* [WHAT THE TASK ASKS] For this exercise, copy out each line of the material below that includes "title".

* [SUPPLIED MATERIAL]

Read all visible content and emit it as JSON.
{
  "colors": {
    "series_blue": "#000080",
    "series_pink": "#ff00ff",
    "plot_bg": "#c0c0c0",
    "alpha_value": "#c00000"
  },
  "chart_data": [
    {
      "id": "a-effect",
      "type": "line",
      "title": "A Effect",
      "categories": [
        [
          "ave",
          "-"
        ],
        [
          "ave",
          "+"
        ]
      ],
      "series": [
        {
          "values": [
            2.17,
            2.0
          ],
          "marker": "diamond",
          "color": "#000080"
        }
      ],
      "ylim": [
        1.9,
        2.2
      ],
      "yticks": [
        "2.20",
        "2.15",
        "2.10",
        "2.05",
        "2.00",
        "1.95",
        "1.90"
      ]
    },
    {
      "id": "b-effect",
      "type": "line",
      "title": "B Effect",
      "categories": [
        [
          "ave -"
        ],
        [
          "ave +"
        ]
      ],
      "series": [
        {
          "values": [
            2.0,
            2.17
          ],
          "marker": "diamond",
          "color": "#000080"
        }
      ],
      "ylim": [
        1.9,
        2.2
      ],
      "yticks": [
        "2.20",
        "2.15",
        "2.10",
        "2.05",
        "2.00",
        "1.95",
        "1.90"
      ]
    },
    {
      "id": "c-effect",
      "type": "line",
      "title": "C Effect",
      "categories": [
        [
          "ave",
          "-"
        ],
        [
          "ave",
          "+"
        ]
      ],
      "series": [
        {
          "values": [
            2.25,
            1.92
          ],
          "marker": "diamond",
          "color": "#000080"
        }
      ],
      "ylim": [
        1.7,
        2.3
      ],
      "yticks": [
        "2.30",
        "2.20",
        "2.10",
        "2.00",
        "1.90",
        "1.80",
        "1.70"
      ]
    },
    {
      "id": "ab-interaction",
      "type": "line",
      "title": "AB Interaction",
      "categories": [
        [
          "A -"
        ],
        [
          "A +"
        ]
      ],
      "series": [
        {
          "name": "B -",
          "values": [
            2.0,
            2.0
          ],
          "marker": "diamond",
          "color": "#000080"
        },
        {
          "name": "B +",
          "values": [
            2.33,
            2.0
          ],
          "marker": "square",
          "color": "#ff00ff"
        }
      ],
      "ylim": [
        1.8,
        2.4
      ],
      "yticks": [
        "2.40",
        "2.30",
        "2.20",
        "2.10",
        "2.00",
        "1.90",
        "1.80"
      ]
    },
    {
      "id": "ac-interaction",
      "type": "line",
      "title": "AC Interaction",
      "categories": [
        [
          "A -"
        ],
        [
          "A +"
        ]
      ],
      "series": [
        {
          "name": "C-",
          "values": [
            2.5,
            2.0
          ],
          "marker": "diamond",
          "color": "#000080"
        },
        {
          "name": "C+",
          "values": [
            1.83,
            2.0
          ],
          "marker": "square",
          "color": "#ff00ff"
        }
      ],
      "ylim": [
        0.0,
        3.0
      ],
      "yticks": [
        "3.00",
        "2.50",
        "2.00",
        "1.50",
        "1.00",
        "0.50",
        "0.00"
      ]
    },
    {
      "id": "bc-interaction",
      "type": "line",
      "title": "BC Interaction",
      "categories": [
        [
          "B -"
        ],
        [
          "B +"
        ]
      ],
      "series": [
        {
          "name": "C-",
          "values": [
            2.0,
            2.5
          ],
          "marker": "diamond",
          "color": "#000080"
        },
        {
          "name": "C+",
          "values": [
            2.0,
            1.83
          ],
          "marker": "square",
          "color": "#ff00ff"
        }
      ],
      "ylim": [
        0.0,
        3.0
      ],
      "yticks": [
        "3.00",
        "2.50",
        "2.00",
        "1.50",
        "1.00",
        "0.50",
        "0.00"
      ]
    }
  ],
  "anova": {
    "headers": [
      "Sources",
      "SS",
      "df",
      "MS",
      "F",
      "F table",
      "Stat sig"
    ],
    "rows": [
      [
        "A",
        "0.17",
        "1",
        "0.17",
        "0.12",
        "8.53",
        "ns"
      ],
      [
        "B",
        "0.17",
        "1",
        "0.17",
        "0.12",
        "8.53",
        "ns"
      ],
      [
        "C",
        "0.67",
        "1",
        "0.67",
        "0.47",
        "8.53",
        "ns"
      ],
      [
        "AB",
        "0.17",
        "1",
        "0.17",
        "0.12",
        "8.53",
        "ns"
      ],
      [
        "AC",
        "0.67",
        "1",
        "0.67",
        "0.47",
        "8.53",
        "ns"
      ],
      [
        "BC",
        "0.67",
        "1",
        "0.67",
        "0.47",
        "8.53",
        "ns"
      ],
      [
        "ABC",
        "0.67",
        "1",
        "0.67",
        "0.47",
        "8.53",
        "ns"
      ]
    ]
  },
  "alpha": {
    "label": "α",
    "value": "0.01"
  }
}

* [ANSWER FOR THIS EXERCISE]
      "title": "A Effect",
      "title": "B Effect",
      "title": "C Effect",
      "title": "AB Interaction",
      "title": "AC Interaction",
      "title": "BC Interaction",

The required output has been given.